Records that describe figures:
● ● ● ● ●
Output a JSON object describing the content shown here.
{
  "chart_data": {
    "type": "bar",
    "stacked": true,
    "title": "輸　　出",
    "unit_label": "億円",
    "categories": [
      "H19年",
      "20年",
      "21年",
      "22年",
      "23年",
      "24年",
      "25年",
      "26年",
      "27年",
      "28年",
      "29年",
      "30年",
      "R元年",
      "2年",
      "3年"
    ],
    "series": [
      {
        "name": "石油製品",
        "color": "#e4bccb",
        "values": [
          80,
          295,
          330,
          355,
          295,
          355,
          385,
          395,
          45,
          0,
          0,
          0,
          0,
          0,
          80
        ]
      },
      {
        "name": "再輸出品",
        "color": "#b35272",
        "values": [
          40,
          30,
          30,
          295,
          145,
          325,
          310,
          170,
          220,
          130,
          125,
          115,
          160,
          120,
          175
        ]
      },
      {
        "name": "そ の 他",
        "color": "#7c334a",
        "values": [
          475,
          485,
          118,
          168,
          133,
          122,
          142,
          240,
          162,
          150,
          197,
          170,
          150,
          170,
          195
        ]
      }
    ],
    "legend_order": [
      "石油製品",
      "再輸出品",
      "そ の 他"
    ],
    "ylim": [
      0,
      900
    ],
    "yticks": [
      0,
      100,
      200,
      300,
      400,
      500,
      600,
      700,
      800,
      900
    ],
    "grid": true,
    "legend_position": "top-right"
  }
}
● ● ● ● ●
■ **REQUIREMENTS**
Using the listing above, reproduce each line without omission.

■ **WORKED SOLUTION**
Output a JSON object describing the content shown here.
{
  "chart_data": {
    "type": "bar",
    "stacked": true,
    "title": "輸　　出",
    "unit_label": "億円",
    "categories": [
      "H19年",
      "20年",
      "21年",
      "22年",
      "23年",
      "24年",
      "25年",
      "26年",
      "27年",
      "28年",
      "29年",
      "30年",
      "R元年",
      "2年",
      "3年"
    ],
    "series": [
      {
        "name": "石油製品",
        "color": "#e4bccb",
        "values": [
          80,
          295,
          330,
          355,
          295,
          355,
          385,
          395,
          45,
          0,
          0,
          0,
          0,
          0,
          80
        ]
      },
      {
        "name": "再輸出品",
        "color": "#b35272",
        "values": [
          40,
          30,
          30,
          295,
          145,
          325,
          310,
          170,
          220,
          130,
          125,
          115,
          160,
          120,
          175
        ]
      },
      {
        "name": "そ の 他",
        "color": "#7c334a",
        "values": [
          475,
          485,
          118,
          168,
          133,
          122,
          142,
          240,
          162,
          150,
          197,
          170,
          150,
          170,
          195
        ]
      }
    ],
    "legend_order": [
      "石油製品",
      "再輸出品",
      "そ の 他"
    ],
    "ylim": [
      0,
      900
    ],
    "yticks": [
      0,
      100,
      200,
      300,
      400,
      500,
      600,
      700,
      800,
      900
    ],
    "grid": true,
    "legend_position": "top-right"
  }
}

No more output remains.